__Document section__.
####################

Andreas Seltenreich wrote:
> I wrote:
> 
> > Re-fuzzing now with your patch applied.
> 
> This so far yielded three BRIN core dumps on different machines with the
> same backtraces.  Crash recovery fails in these cases.
> 
> I've put the data directory here (before recovery):
> 
>     http://ansel.ydns.eu/~andreas/brincrash2-spidew.tar.xz (9.1M)
> 
> Corresponding backtraces of the backend and startup core files below.

Ah, of course.  These two crashes are two different bugs: the xlog one
is because I forgot to attach the new PageAddItem() flag to the
corresponding replay code; and the one in regular running is because I
neglected to have the patched PageAddItem() compute pd_lower correctly,
which in effect left pages as if empty.

I came up with a simple-minded test program (attached) which reproduces
the reported crashes in a couple of seconds; it can be improved further
for stronger BRIN testing, but at least with this I am confident that
the crashes at hand are gone.  If you can re-run sqlsmith and see if you
can find different bugs, I'd appreciate it.

####################

Dataset entries
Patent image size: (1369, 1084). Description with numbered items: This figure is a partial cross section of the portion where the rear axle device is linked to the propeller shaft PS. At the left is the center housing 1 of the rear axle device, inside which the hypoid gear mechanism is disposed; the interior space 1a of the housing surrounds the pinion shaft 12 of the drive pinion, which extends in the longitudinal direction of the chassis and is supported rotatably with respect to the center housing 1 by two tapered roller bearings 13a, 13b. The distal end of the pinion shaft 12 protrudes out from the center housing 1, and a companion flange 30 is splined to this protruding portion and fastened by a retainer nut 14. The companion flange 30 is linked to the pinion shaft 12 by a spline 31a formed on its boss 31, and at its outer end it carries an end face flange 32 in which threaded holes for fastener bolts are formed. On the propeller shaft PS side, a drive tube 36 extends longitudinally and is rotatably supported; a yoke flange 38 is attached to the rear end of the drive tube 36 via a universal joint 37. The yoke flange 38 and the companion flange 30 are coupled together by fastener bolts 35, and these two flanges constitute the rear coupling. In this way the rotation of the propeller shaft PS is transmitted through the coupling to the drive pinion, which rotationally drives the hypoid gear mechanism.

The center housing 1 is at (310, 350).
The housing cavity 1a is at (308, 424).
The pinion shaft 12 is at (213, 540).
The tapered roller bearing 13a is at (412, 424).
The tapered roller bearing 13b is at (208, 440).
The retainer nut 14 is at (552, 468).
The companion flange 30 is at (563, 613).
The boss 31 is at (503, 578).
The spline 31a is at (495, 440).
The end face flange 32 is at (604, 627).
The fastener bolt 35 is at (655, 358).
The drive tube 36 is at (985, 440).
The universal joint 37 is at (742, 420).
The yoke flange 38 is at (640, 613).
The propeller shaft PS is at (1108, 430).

####################

__Problems__.
A – According to the message about the BRIN crashes, what caused the crash that happened during regular running?
B – Please extend the message about the BRIN crashes, starting after its final sentence.

__Outputs__.
A – The patched PageAddItem() did not compute pd_lower correctly, which in effect left pages as if empty.

B –
I'm not going to push this just yet, in order to give others time to
comment on the new PageAddItemFlags API I'm adding.

-- 
Álvaro Herrera                http://www.2ndQuadrant.com/
PostgreSQL Development, 24x7 Support, Remote DBA, Training & Services
commit 6fa8e8ce3812dd6be2ae962ffe076a06482906c9
Author:     Alvaro Herrera <alvhe...@alvh.no-ip.org>
AuthorDate: Fri May 27 18:14:01 2016 -0400
CommitDate: Fri May 27 18:14:01 2016 -0400

    Fix PageAddItem BRIN bug
    
    BRIN was relying on the ability of removing a tuple from an index page,
    then putting it back again later; but the PageAddItem interface doesn't
    actually allow this to happen for tuples beyond the first free one past
    the last used item.  To fix, create a new function PageAddItemFlags
    which is like PageAddItem except that it has a flags bitmap; the
    "overwrite" and "is_heap" boolean flags in the original become
    PAI_OVERWITE and PAI_IS_HEAP flags, and a new flag
    PAI_ALLOW_LARGE_OFFSET enables the behavior required by BRIN.
    PageAddItem() remains with the original signature, for compatibility
    with third-party modules (and other callers in core code are not
    modified, either).
    
    I also added a new error check in brinGetTupleForHeapBlock to raise an
    error if an offset found in the revmap is not actually marked as live by
    the page header, which would have detected this sooner (and, in any
    case, react with a "corrupted BRIN index" error, rather than a hard
    crash, suggesting a REINDEX.)
    
    Reported by Andreas Seltenreich as detected by his handy sqlsmith
    fuzzer.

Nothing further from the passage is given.